Stored data entries
○ ○ ○ ○ ○ ○ ○
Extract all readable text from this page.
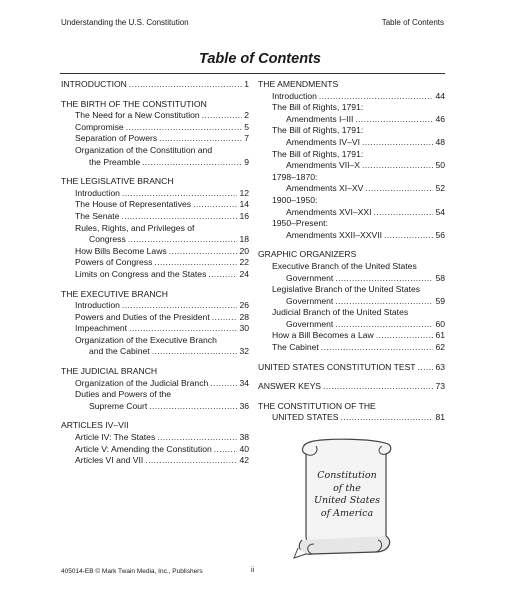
Understanding the U.S. Constitution	Table of Contents
Table of Contents
INTRODUCTION . . .	1
THE BIRTH OF THE CONSTITUTION
The Need for a New Constitution . . .	2
Compromise . . .	5
Separation of Powers . . .	7
Organization of the Constitution and
the Preamble . . .	9
THE LEGISLATIVE BRANCH
Introduction . . .	12
The House of Representatives . . .	14
The Senate . . .	16
Rules, Rights, and Privileges of
Congress . . .	18
How Bills Become Laws . . .	20
Powers of Congress . . .	22
Limits on Congress and the States . . .	24
THE EXECUTIVE BRANCH
Introduction . . .	26
Powers and Duties of the President . . .	28
Impeachment . . .	30
Organization of the Executive Branch
and the Cabinet . . .	32
THE JUDICIAL BRANCH
Organization of the Judicial Branch . . .	34
Duties and Powers of the
Supreme Court . . .	36
ARTICLES IV–VII
Article IV: The States . . .	38
Article V: Amending the Constitution . . .	40
Articles VI and VII . . .	42
THE AMENDMENTS
Introduction . . .	44
The Bill of Rights, 1791:
Amendments I–III . . .	46
The Bill of Rights, 1791:
Amendments IV–VI . . .	48
The Bill of Rights, 1791:
Amendments VII–X . . .	50
1798–1870:
Amendments XI–XV . . .	52
1900–1950:
Amendments XVI–XXI . . .	54
1950–Present:
Amendments XXII–XXVII . . .	56
GRAPHIC ORGANIZERS
Executive Branch of the United States
Government . . .	58
Legislative Branch of the United States
Government . . .	59
Judicial Branch of the United States
Government . . .	60
How a Bill Becomes a Law . . .	61
The Cabinet . . .	62
UNITED STATES CONSTITUTION TEST . . . 63
ANSWER KEYS . . .	73
THE CONSTITUTION OF THE
UNITED STATES . . .	81
Constitution
of the
United States
of America
405014-EB © Mark Twain Media, Inc., Publishers	ii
○ ○ ○ ○ ○ ○ ○
Directive - Reproduce each line exactly as it appears, omitting the pictures.

Solution to this task -
Extract all readable text from this page.
Understanding the U.S. Constitution	Table of Contents
Table of Contents
INTRODUCTION . . .	1
THE BIRTH OF THE CONSTITUTION
The Need for a New Constitution . . .	2
Compromise . . .	5
Separation of Powers . . .	7
Organization of the Constitution and
the Preamble . . .	9
THE LEGISLATIVE BRANCH
Introduction . . .	12
The House of Representatives . . .	14
The Senate . . .	16
Rules, Rights, and Privileges of
Congress . . .	18
How Bills Become Laws . . .	20
Powers of Congress . . .	22
Limits on Congress and the States . . .	24
THE EXECUTIVE BRANCH
Introduction . . .	26
Powers and Duties of the President . . .	28
Impeachment . . .	30
Organization of the Executive Branch
and the Cabinet . . .	32
THE JUDICIAL BRANCH
Organization of the Judicial Branch . . .	34
Duties and Powers of the
Supreme Court . . .	36
ARTICLES IV–VII
Article IV: The States . . .	38
Article V: Amending the Constitution . . .	40
Articles VI and VII . . .	42
THE AMENDMENTS
Introduction . . .	44
The Bill of Rights, 1791:
Amendments I–III . . .	46
The Bill of Rights, 1791:
Amendments IV–VI . . .	48
The Bill of Rights, 1791:
Amendments VII–X . . .	50
1798–1870:
Amendments XI–XV . . .	52
1900–1950:
Amendments XVI–XXI . . .	54
1950–Present:
Amendments XXII–XXVII . . .	56
GRAPHIC ORGANIZERS
Executive Branch of the United States
Government . . .	58
Legislative Branch of the United States
Government . . .	59
Judicial Branch of the United States
Government . . .	60
How a Bill Becomes a Law . . .	61
The Cabinet . . .	62
UNITED STATES CONSTITUTION TEST . . . 63
ANSWER KEYS . . .	73
THE CONSTITUTION OF THE
UNITED STATES . . .	81
Constitution
of the
United States
of America
405014-EB © Mark Twain Media, Inc., Publishers	ii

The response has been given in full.